** START Source records **
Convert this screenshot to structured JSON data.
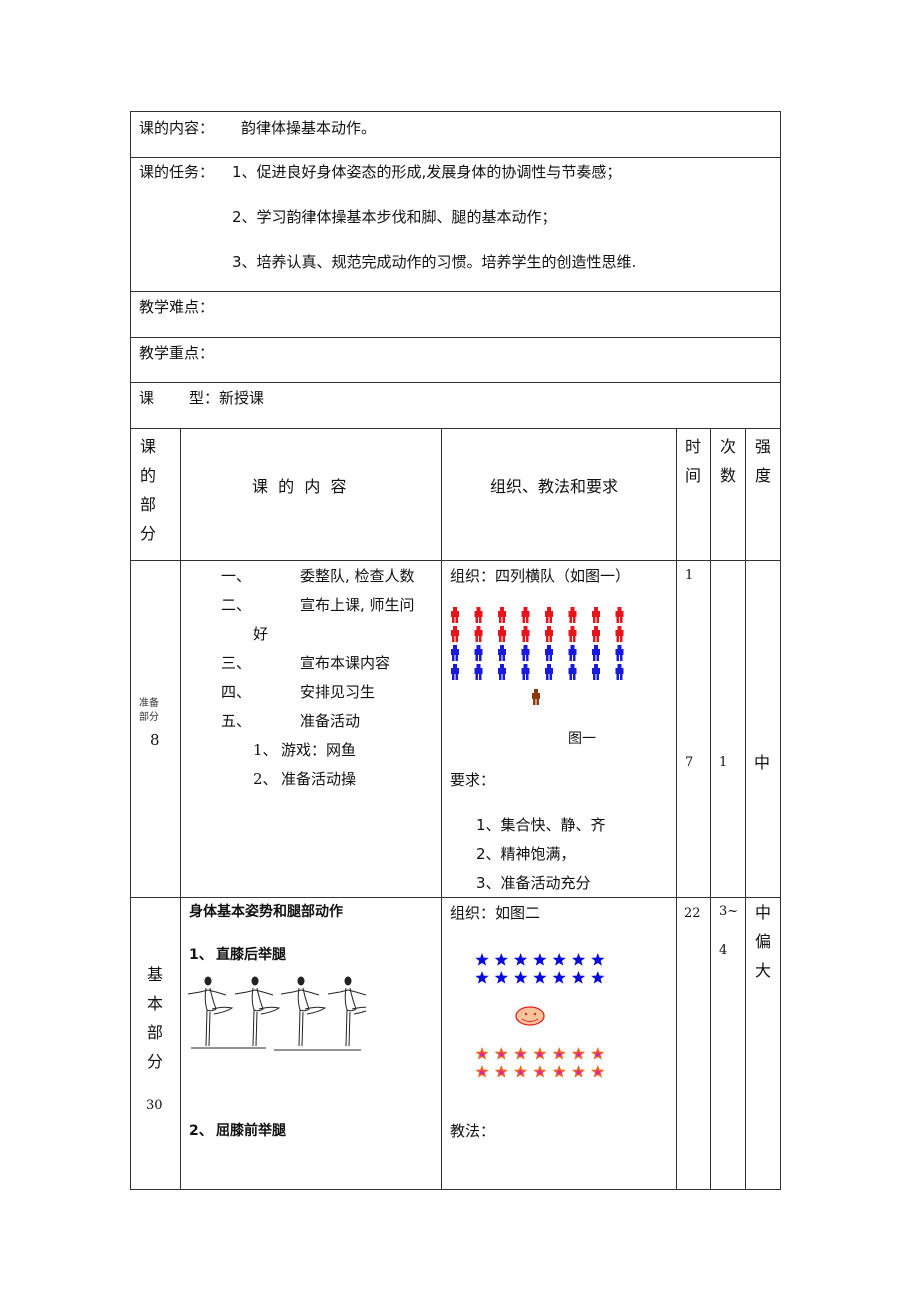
{
  "lesson": {
    "content_label": "课的内容：",
    "content_value": "韵律体操基本动作。",
    "tasks_label": "课的任务：",
    "tasks": [
      "1、促进良好身体姿态的形成,发展身体的协调性与节奏感；",
      "2、学习韵律体操基本步伐和脚、腿的基本动作；",
      "3、培养认真、规范完成动作的习惯。培养学生的创造性思维."
    ],
    "difficulty_label": "教学难点：",
    "difficulty_value": "",
    "key_point_label": "教学重点：",
    "key_point_value": "",
    "type_label_a": "课",
    "type_label_b": "型：新授课"
  },
  "table": {
    "headers": {
      "part": [
        "课",
        "的",
        "部",
        "分"
      ],
      "content": "课  的  内  容",
      "organization": "组织、教法和要求",
      "time": [
        "时",
        "间"
      ],
      "count": [
        "次",
        "数"
      ],
      "intensity": [
        "强",
        "度"
      ]
    },
    "rows": [
      {
        "part_lines": [
          "准备",
          "部分"
        ],
        "part_minutes": "8",
        "content_items": [
          {
            "num": "一、",
            "text": "委整队, 检查人数"
          },
          {
            "num": "二、",
            "text": "宣布上课, 师生问"
          },
          {
            "num": "",
            "text": "好"
          },
          {
            "num": "三、",
            "text": "宣布本课内容"
          },
          {
            "num": "四、",
            "text": "安排见习生"
          },
          {
            "num": "五、",
            "text": "准备活动"
          }
        ],
        "sub_items": [
          {
            "num": "1、",
            "text": "游戏：网鱼"
          },
          {
            "num": "2、",
            "text": "准备活动操"
          }
        ],
        "organization_title": "组织：四列横队（如图一）",
        "figure": {
          "caption": "图一",
          "rows": [
            {
              "color": "#e8141b",
              "count": 8
            },
            {
              "color": "#e8141b",
              "count": 8
            },
            {
              "color": "#1a1adf",
              "count": 8
            },
            {
              "color": "#1a1adf",
              "count": 8
            }
          ],
          "teacher_color": "#8b3a0f"
        },
        "requirements_label": "要求：",
        "requirements": [
          "1、集合快、静、齐",
          "2、精神饱满，",
          "3、准备活动充分"
        ],
        "times": [
          "1",
          "7"
        ],
        "count": "1",
        "intensity": "中"
      },
      {
        "part_lines": [
          "基",
          "本",
          "部",
          "分"
        ],
        "part_minutes": "30",
        "content_title": "身体基本姿势和腿部动作",
        "content_items": [
          {
            "num": "1、",
            "text": "直膝后举腿"
          },
          {
            "num": "2、",
            "text": "屈膝前举腿"
          }
        ],
        "organization_title": "组织：如图二",
        "figure": {
          "top_rows": [
            {
              "color": "#0a0ae0",
              "count": 7
            },
            {
              "color": "#0a0ae0",
              "count": 7
            }
          ],
          "bottom_rows": [
            {
              "color": "#f0601e",
              "count": 7
            },
            {
              "color": "#f0601e",
              "count": 7
            }
          ],
          "teacher_face_fill": "#f9c49a",
          "teacher_face_stroke": "#e32020"
        },
        "method_label": "教法：",
        "time": "22",
        "count": [
          "3~",
          "4"
        ],
        "intensity": [
          "中",
          "偏",
          "大"
        ]
      }
    ]
  }
}
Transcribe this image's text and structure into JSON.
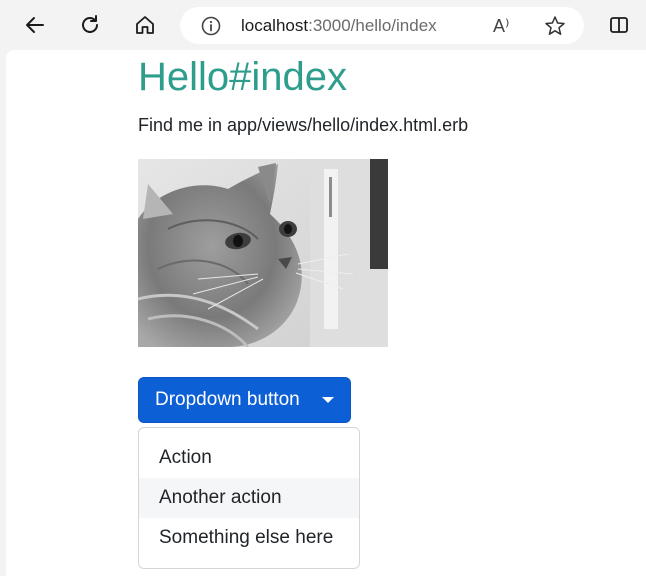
{
  "browser": {
    "url_host": "localhost",
    "url_path": ":3000/hello/index",
    "read_aloud_glyph": "A⁾",
    "icons": [
      "back-arrow-icon",
      "refresh-icon",
      "home-icon",
      "info-icon",
      "read-aloud-icon",
      "favorite-star-icon",
      "split-screen-icon"
    ]
  },
  "page": {
    "title": "Hello#index",
    "description": "Find me in app/views/hello/index.html.erb",
    "image_alt": "cat photo"
  },
  "dropdown": {
    "button_label": "Dropdown button",
    "items": [
      {
        "label": "Action"
      },
      {
        "label": "Another action"
      },
      {
        "label": "Something else here"
      }
    ]
  },
  "colors": {
    "title": "#2e9d8c",
    "button": "#0d5fd6",
    "hovered_item_bg": "#f4f6f8"
  }
}
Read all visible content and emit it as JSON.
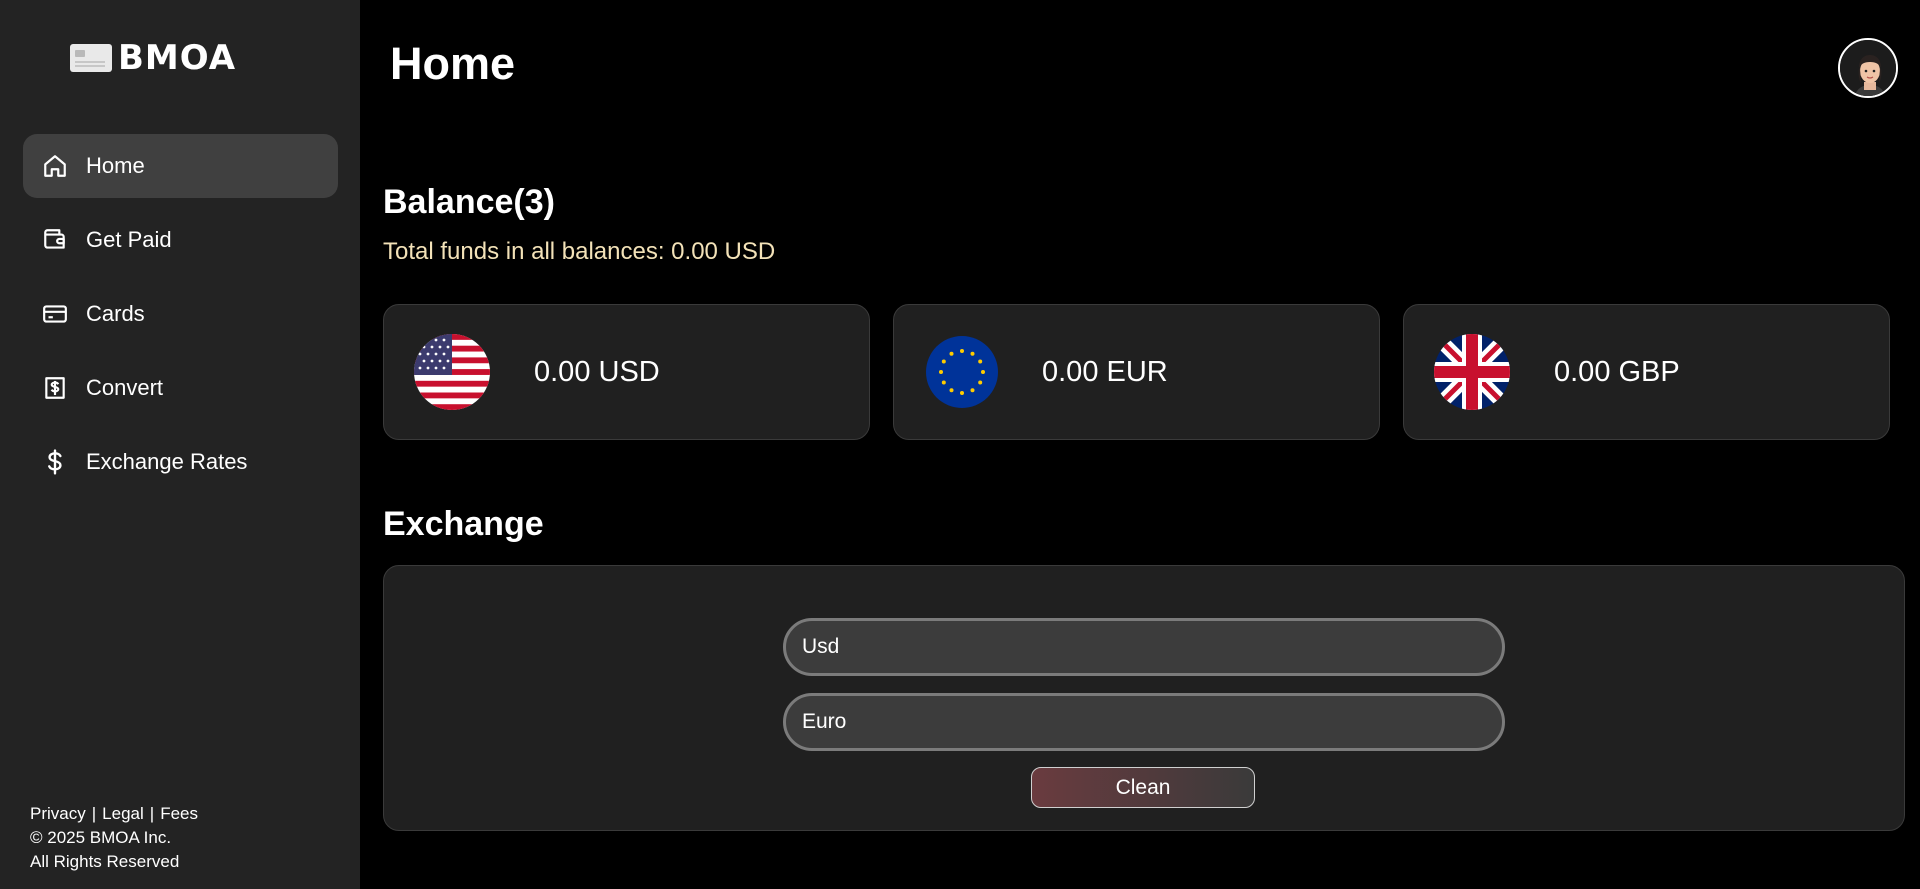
{
  "brand": {
    "logo_text": "BMOA"
  },
  "sidebar": {
    "items": [
      {
        "label": "Home",
        "icon": "home-icon",
        "active": true
      },
      {
        "label": "Get Paid",
        "icon": "wallet-icon"
      },
      {
        "label": "Cards",
        "icon": "credit-card-icon"
      },
      {
        "label": "Convert",
        "icon": "receipt-dollar-icon"
      },
      {
        "label": "Exchange Rates",
        "icon": "dollar-icon"
      }
    ],
    "footer": {
      "privacy": "Privacy",
      "legal": "Legal",
      "fees": "Fees",
      "separator": "|",
      "copyright": "© 2025 BMOA Inc.",
      "rights": "All Rights Reserved"
    }
  },
  "header": {
    "title": "Home",
    "avatar_icon": "user-avatar-icon"
  },
  "balance": {
    "title": "Balance(3)",
    "total": "Total funds in all balances: 0.00 USD",
    "cards": [
      {
        "value": "0.00 USD",
        "flag": "us-flag-icon"
      },
      {
        "value": "0.00 EUR",
        "flag": "eu-flag-icon"
      },
      {
        "value": "0.00 GBP",
        "flag": "uk-flag-icon"
      }
    ]
  },
  "exchange": {
    "title": "Exchange",
    "from_placeholder": "Usd",
    "to_placeholder": "Euro",
    "clean_label": "Clean"
  },
  "colors": {
    "background": "#000000",
    "sidebar": "#232323",
    "active_item": "#404040",
    "total_text": "#f3e2b8"
  }
}
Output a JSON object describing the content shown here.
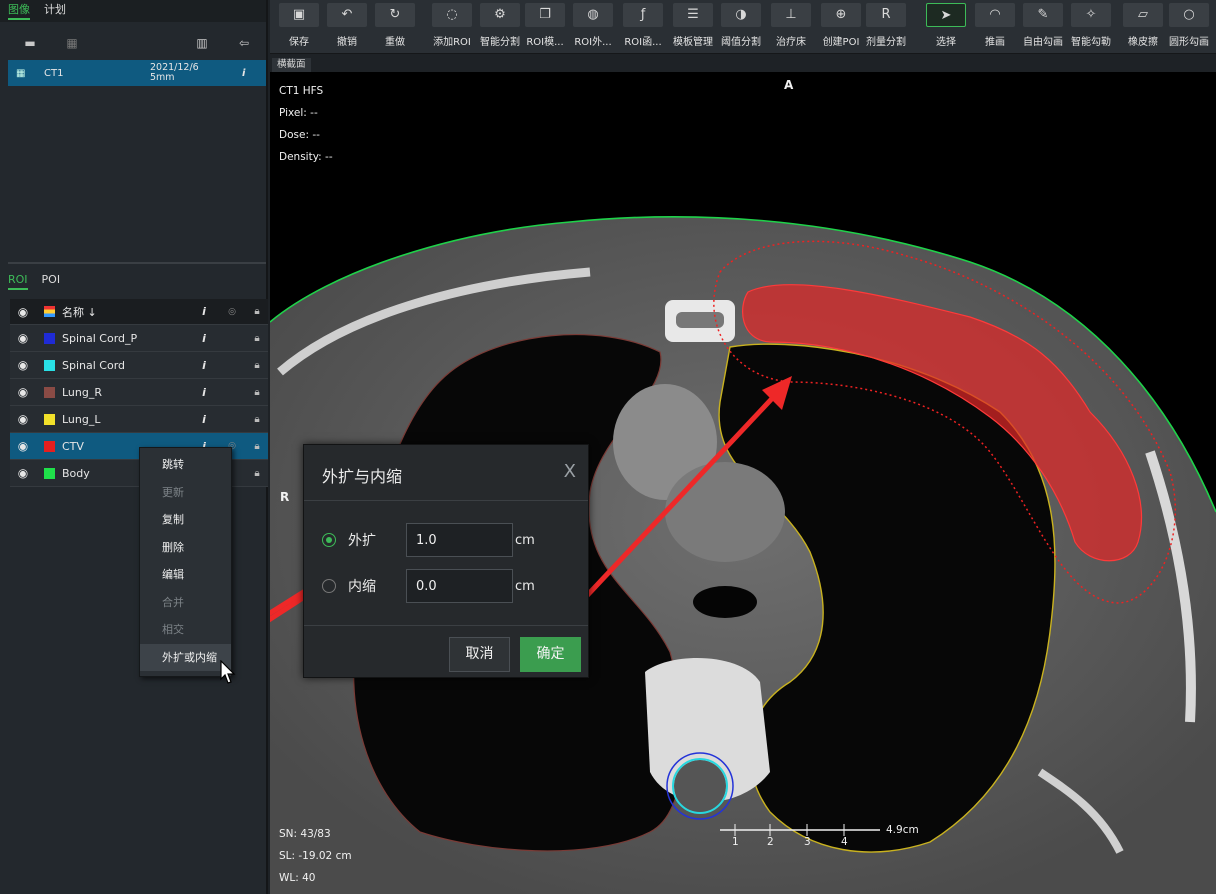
{
  "left_panel": {
    "tabs": [
      "图像",
      "计划"
    ],
    "image_series": {
      "name": "CT1",
      "date": "2021/12/6",
      "thickness": "5mm",
      "info": "i"
    },
    "roi_tabs": [
      "ROI",
      "POI"
    ],
    "roi_header": {
      "name": "名称 ↓",
      "info": "i"
    },
    "rois": [
      {
        "name": "Spinal Cord_P",
        "color": "#1f2bd6",
        "selected": false
      },
      {
        "name": "Spinal Cord",
        "color": "#29e0e6",
        "selected": false
      },
      {
        "name": "Lung_R",
        "color": "#8a4b45",
        "selected": false
      },
      {
        "name": "Lung_L",
        "color": "#f2e12a",
        "selected": false
      },
      {
        "name": "CTV",
        "color": "#e61f1f",
        "selected": true
      },
      {
        "name": "Body",
        "color": "#1fe04a",
        "selected": false
      }
    ]
  },
  "context_menu": {
    "items": [
      {
        "label": "跳转",
        "enabled": true
      },
      {
        "label": "更新",
        "enabled": false
      },
      {
        "label": "复制",
        "enabled": true
      },
      {
        "label": "删除",
        "enabled": true
      },
      {
        "label": "编辑",
        "enabled": true
      },
      {
        "label": "合并",
        "enabled": false
      },
      {
        "label": "相交",
        "enabled": false
      },
      {
        "label": "外扩或内缩",
        "enabled": true,
        "hovered": true
      }
    ]
  },
  "toolbar": {
    "buttons": [
      {
        "label": "保存",
        "icon": "save-icon",
        "glyph": "▣"
      },
      {
        "label": "撤销",
        "icon": "undo-icon",
        "glyph": "↶"
      },
      {
        "label": "重做",
        "icon": "redo-icon",
        "glyph": "↻"
      },
      {
        "label": "添加ROI",
        "icon": "add-roi-icon",
        "glyph": "◌"
      },
      {
        "label": "智能分割",
        "icon": "smart-segment-icon",
        "glyph": "⚙"
      },
      {
        "label": "ROI模...",
        "icon": "roi-template-icon",
        "glyph": "❐"
      },
      {
        "label": "ROI外...",
        "icon": "roi-expand-icon",
        "glyph": "◍"
      },
      {
        "label": "ROI函...",
        "icon": "roi-function-icon",
        "glyph": "ƒ"
      },
      {
        "label": "模板管理",
        "icon": "template-manage-icon",
        "glyph": "☰"
      },
      {
        "label": "阈值分割",
        "icon": "threshold-icon",
        "glyph": "◑"
      },
      {
        "label": "治疗床",
        "icon": "couch-icon",
        "glyph": "⊥"
      },
      {
        "label": "创建POI",
        "icon": "create-poi-icon",
        "glyph": "⊕"
      },
      {
        "label": "剂量分割",
        "icon": "dose-segment-icon",
        "glyph": "R"
      },
      {
        "label": "选择",
        "icon": "select-arrow-icon",
        "glyph": "➤",
        "selected": true
      },
      {
        "label": "推画",
        "icon": "push-draw-icon",
        "glyph": "◠"
      },
      {
        "label": "自由勾画",
        "icon": "freehand-icon",
        "glyph": "✎"
      },
      {
        "label": "智能勾勒",
        "icon": "smart-outline-icon",
        "glyph": "✧"
      },
      {
        "label": "橡皮擦",
        "icon": "eraser-icon",
        "glyph": "▱"
      },
      {
        "label": "圆形勾画",
        "icon": "circle-draw-icon",
        "glyph": "○"
      }
    ]
  },
  "viewport": {
    "tab": "横截面",
    "orientation_top": "A",
    "orientation_left": "R",
    "overlay_top_left": [
      "CT1 HFS",
      "Pixel: --",
      "Dose: --",
      "Density: --"
    ],
    "overlay_bottom_left": [
      "SN: 43/83",
      "SL: -19.02 cm",
      "WL: 40"
    ],
    "scale_label": "4.9cm",
    "scale_ticks": [
      "1",
      "2",
      "3",
      "4"
    ]
  },
  "dialog": {
    "title": "外扩与内缩",
    "close": "X",
    "expand_label": "外扩",
    "expand_value": "1.0",
    "shrink_label": "内缩",
    "shrink_value": "0.0",
    "unit": "cm",
    "selected": "expand",
    "cancel": "取消",
    "ok": "确定"
  }
}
** END Source records **
-- Exercise brief --
Your task is to collect every line above that contains the word "Convert".

-- The result --
Convert this screenshot to structured JSON data.
        "label": "Convert",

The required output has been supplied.